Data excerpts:
»»
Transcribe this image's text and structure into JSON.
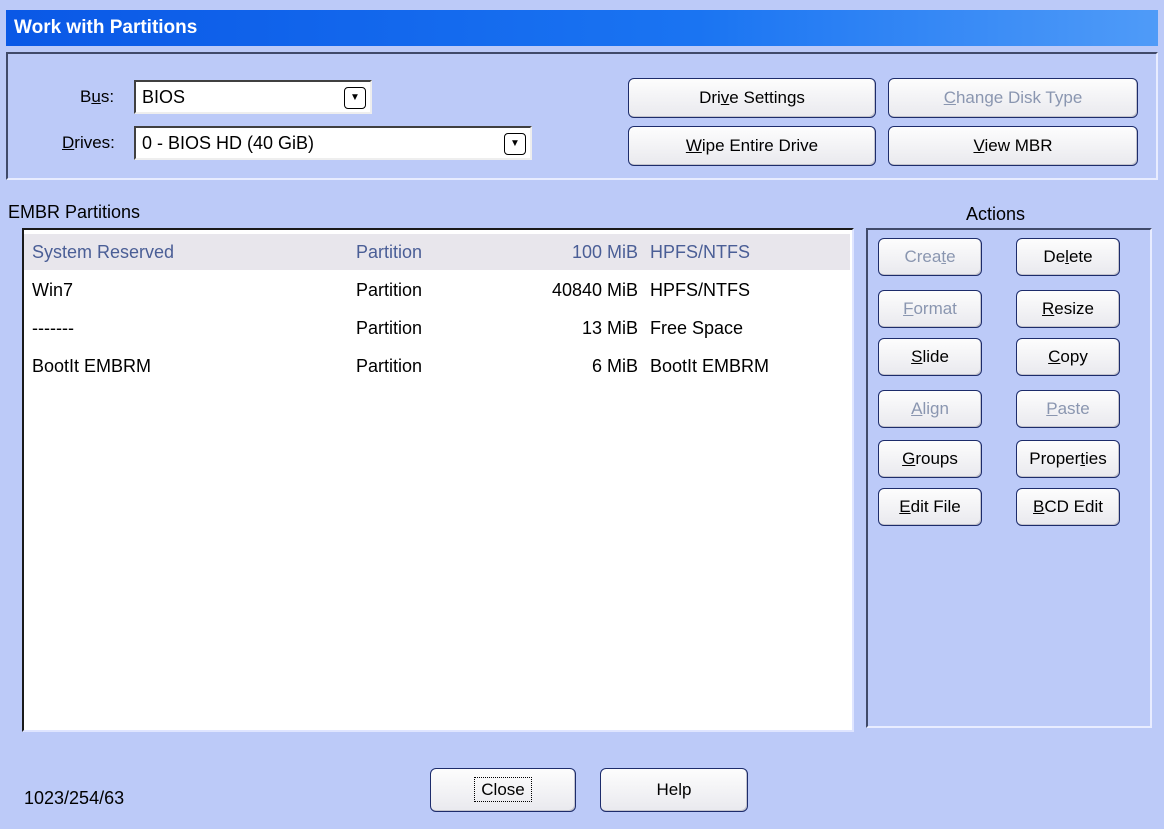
{
  "window": {
    "title": "Work with Partitions"
  },
  "drive": {
    "bus_label_before": "B",
    "bus_label_ul": "u",
    "bus_label_after": "s:",
    "bus_value": "BIOS",
    "drives_label_ul": "D",
    "drives_label_after": "rives:",
    "drives_value": "0 - BIOS HD (40 GiB)"
  },
  "top_buttons": {
    "drive_settings_before": "Dri",
    "drive_settings_ul": "v",
    "drive_settings_after": "e Settings",
    "change_disk_ul": "C",
    "change_disk_after": "hange Disk Type",
    "wipe_ul": "W",
    "wipe_after": "ipe Entire Drive",
    "view_mbr_ul": "V",
    "view_mbr_after": "iew MBR"
  },
  "partitions": {
    "heading": "EMBR Partitions",
    "rows": [
      {
        "name": "System Reserved",
        "type": "Partition",
        "size": "100 MiB",
        "fs": "HPFS/NTFS"
      },
      {
        "name": "Win7",
        "type": "Partition",
        "size": "40840 MiB",
        "fs": "HPFS/NTFS"
      },
      {
        "name": "-------",
        "type": "Partition",
        "size": "13 MiB",
        "fs": "Free Space"
      },
      {
        "name": "BootIt EMBRM",
        "type": "Partition",
        "size": "6 MiB",
        "fs": "BootIt EMBRM"
      }
    ]
  },
  "actions": {
    "heading": "Actions",
    "create_before": "Crea",
    "create_ul": "t",
    "create_after": "e",
    "delete_before": "De",
    "delete_ul": "l",
    "delete_after": "ete",
    "format_ul": "F",
    "format_after": "ormat",
    "resize_ul": "R",
    "resize_after": "esize",
    "slide_ul": "S",
    "slide_after": "lide",
    "copy_ul": "C",
    "copy_after": "opy",
    "align_ul": "A",
    "align_after": "lign",
    "paste_ul": "P",
    "paste_after": "aste",
    "groups_ul": "G",
    "groups_after": "roups",
    "properties_before": "Proper",
    "properties_ul": "t",
    "properties_after": "ies",
    "editfile_ul": "E",
    "editfile_after": "dit File",
    "bcdedit_ul": "B",
    "bcdedit_after": "CD Edit"
  },
  "footer": {
    "geometry": "1023/254/63",
    "close_label": "Close",
    "help_label": "Help"
  }
}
««
* **EXERCISE**
From start to finish, output the listing exactly, but omit its pictures.

* **WRITTEN ANSWER**
Transcribe this image's text and structure into JSON.
{
  "window": {
    "title": "Work with Partitions"
  },
  "drive": {
    "bus_label_before": "B",
    "bus_label_ul": "u",
    "bus_label_after": "s:",
    "bus_value": "BIOS",
    "drives_label_ul": "D",
    "drives_label_after": "rives:",
    "drives_value": "0 - BIOS HD (40 GiB)"
  },
  "top_buttons": {
    "drive_settings_before": "Dri",
    "drive_settings_ul": "v",
    "drive_settings_after": "e Settings",
    "change_disk_ul": "C",
    "change_disk_after": "hange Disk Type",
    "wipe_ul": "W",
    "wipe_after": "ipe Entire Drive",
    "view_mbr_ul": "V",
    "view_mbr_after": "iew MBR"
  },
  "partitions": {
    "heading": "EMBR Partitions",
    "rows": [
      {
        "name": "System Reserved",
        "type": "Partition",
        "size": "100 MiB",
        "fs": "HPFS/NTFS"
      },
      {
        "name": "Win7",
        "type": "Partition",
        "size": "40840 MiB",
        "fs": "HPFS/NTFS"
      },
      {
        "name": "-------",
        "type": "Partition",
        "size": "13 MiB",
        "fs": "Free Space"
      },
      {
        "name": "BootIt EMBRM",
        "type": "Partition",
        "size": "6 MiB",
        "fs": "BootIt EMBRM"
      }
    ]
  },
  "actions": {
    "heading": "Actions",
    "create_before": "Crea",
    "create_ul": "t",
    "create_after": "e",
    "delete_before": "De",
    "delete_ul": "l",
    "delete_after": "ete",
    "format_ul": "F",
    "format_after": "ormat",
    "resize_ul": "R",
    "resize_after": "esize",
    "slide_ul": "S",
    "slide_after": "lide",
    "copy_ul": "C",
    "copy_after": "opy",
    "align_ul": "A",
    "align_after": "lign",
    "paste_ul": "P",
    "paste_after": "aste",
    "groups_ul": "G",
    "groups_after": "roups",
    "properties_before": "Proper",
    "properties_ul": "t",
    "properties_after": "ies",
    "editfile_ul": "E",
    "editfile_after": "dit File",
    "bcdedit_ul": "B",
    "bcdedit_after": "CD Edit"
  },
  "footer": {
    "geometry": "1023/254/63",
    "close_label": "Close",
    "help_label": "Help"
  }
}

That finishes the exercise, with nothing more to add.